====== SUPPLIED DATA
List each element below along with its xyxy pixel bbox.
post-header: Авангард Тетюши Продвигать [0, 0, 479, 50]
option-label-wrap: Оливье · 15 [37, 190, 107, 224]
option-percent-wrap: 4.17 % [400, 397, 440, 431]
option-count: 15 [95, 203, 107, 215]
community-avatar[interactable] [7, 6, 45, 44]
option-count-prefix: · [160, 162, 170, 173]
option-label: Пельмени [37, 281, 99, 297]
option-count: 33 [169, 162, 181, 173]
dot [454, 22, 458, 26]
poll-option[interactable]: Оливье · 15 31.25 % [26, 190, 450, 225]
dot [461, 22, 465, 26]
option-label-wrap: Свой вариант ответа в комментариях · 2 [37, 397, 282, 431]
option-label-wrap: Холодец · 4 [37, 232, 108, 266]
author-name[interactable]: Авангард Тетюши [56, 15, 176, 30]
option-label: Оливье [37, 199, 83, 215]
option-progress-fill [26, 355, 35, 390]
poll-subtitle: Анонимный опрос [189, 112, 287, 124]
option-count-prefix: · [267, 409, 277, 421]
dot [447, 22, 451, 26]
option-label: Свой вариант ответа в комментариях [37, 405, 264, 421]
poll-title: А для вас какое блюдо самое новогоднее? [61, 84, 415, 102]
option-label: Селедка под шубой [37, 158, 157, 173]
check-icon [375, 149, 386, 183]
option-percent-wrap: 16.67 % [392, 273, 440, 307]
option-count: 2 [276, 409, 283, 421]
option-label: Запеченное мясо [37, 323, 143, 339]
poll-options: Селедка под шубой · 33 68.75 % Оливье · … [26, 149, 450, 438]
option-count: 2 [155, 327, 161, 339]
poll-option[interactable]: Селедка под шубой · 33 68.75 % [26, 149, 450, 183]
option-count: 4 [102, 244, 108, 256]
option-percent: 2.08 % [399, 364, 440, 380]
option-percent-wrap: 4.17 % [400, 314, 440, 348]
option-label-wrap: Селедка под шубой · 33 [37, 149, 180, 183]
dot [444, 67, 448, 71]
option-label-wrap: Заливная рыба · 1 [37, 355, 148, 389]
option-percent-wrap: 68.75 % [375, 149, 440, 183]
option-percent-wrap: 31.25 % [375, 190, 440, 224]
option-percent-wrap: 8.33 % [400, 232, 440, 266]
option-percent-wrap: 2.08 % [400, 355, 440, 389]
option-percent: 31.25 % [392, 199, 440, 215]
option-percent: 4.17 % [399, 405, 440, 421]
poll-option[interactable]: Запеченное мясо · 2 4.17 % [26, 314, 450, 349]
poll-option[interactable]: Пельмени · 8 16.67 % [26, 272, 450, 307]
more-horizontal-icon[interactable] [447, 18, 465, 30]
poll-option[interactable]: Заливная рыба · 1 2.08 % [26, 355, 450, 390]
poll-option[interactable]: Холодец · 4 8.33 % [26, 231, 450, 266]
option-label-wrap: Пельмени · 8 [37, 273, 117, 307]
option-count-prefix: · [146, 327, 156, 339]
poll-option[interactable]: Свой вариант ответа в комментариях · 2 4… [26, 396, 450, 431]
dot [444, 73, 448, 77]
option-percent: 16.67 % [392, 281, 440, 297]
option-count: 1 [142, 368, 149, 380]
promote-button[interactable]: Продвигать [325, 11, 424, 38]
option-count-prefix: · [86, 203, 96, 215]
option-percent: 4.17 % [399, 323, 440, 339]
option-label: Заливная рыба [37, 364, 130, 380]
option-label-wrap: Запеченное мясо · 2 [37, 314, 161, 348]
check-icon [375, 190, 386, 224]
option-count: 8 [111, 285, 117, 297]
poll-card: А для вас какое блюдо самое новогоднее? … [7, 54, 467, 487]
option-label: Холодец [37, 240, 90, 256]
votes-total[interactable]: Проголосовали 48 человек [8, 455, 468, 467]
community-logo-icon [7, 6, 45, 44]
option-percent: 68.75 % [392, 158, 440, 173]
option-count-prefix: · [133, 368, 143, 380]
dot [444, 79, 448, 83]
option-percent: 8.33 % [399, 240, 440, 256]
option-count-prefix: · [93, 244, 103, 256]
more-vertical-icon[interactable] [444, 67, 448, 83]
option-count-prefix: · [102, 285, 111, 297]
============
▶ _PROBLEM TO SOLVE_
Reproduce the material above with every occurrence of "option-percent-wrap" changed to "percent-container", and leave all other text unchanged.

▶ _COMPLETED TASK_
List each element below along with its xyxy pixel bbox.
post-header: Авангард Тетюши Продвигать [0, 0, 479, 50]
option-label-wrap: Оливье · 15 [37, 190, 107, 224]
percent-container: 4.17 % [400, 397, 440, 431]
option-count: 15 [95, 203, 107, 215]
community-avatar[interactable] [7, 6, 45, 44]
option-count-prefix: · [160, 162, 170, 173]
option-label: Пельмени [37, 281, 99, 297]
option-count: 33 [169, 162, 181, 173]
dot [454, 22, 458, 26]
poll-option[interactable]: Оливье · 15 31.25 % [26, 190, 450, 225]
dot [461, 22, 465, 26]
option-label-wrap: Свой вариант ответа в комментариях · 2 [37, 397, 282, 431]
option-label-wrap: Холодец · 4 [37, 232, 108, 266]
author-name[interactable]: Авангард Тетюши [56, 15, 176, 30]
option-label: Оливье [37, 199, 83, 215]
option-progress-fill [26, 355, 35, 390]
poll-subtitle: Анонимный опрос [189, 112, 287, 124]
option-count-prefix: · [267, 409, 277, 421]
dot [447, 22, 451, 26]
option-label: Свой вариант ответа в комментариях [37, 405, 264, 421]
poll-title: А для вас какое блюдо самое новогоднее? [61, 84, 415, 102]
option-label: Селедка под шубой [37, 158, 157, 173]
check-icon [375, 149, 386, 183]
percent-container: 16.67 % [392, 273, 440, 307]
option-count: 2 [276, 409, 283, 421]
option-label: Запеченное мясо [37, 323, 143, 339]
poll-options: Селедка под шубой · 33 68.75 % Оливье · … [26, 149, 450, 438]
option-count: 2 [155, 327, 161, 339]
poll-option[interactable]: Селедка под шубой · 33 68.75 % [26, 149, 450, 183]
option-count: 4 [102, 244, 108, 256]
option-percent: 2.08 % [399, 364, 440, 380]
percent-container: 4.17 % [400, 314, 440, 348]
option-label-wrap: Селедка под шубой · 33 [37, 149, 180, 183]
dot [444, 67, 448, 71]
option-label-wrap: Заливная рыба · 1 [37, 355, 148, 389]
percent-container: 68.75 % [375, 149, 440, 183]
percent-container: 31.25 % [375, 190, 440, 224]
percent-container: 8.33 % [400, 232, 440, 266]
percent-container: 2.08 % [400, 355, 440, 389]
option-percent: 31.25 % [392, 199, 440, 215]
option-percent: 4.17 % [399, 405, 440, 421]
poll-option[interactable]: Запеченное мясо · 2 4.17 % [26, 314, 450, 349]
poll-option[interactable]: Пельмени · 8 16.67 % [26, 272, 450, 307]
more-horizontal-icon[interactable] [447, 18, 465, 30]
poll-option[interactable]: Заливная рыба · 1 2.08 % [26, 355, 450, 390]
poll-option[interactable]: Холодец · 4 8.33 % [26, 231, 450, 266]
option-label-wrap: Пельмени · 8 [37, 273, 117, 307]
option-count-prefix: · [146, 327, 156, 339]
poll-option[interactable]: Свой вариант ответа в комментариях · 2 4… [26, 396, 450, 431]
dot [444, 73, 448, 77]
option-percent: 16.67 % [392, 281, 440, 297]
option-count: 1 [142, 368, 149, 380]
promote-button[interactable]: Продвигать [325, 11, 424, 38]
option-count-prefix: · [86, 203, 96, 215]
option-percent: 4.17 % [399, 323, 440, 339]
option-label: Заливная рыба [37, 364, 130, 380]
option-label-wrap: Запеченное мясо · 2 [37, 314, 161, 348]
check-icon [375, 190, 386, 224]
option-count: 8 [111, 285, 117, 297]
poll-card: А для вас какое блюдо самое новогоднее? … [7, 54, 467, 487]
option-label: Холодец [37, 240, 90, 256]
votes-total[interactable]: Проголосовали 48 человек [8, 455, 468, 467]
community-logo-icon [7, 6, 45, 44]
option-percent: 68.75 % [392, 158, 440, 173]
option-count-prefix: · [133, 368, 143, 380]
dot [444, 79, 448, 83]
option-percent: 8.33 % [399, 240, 440, 256]
option-count-prefix: · [93, 244, 103, 256]
more-vertical-icon[interactable] [444, 67, 448, 83]
option-count-prefix: · [102, 285, 111, 297]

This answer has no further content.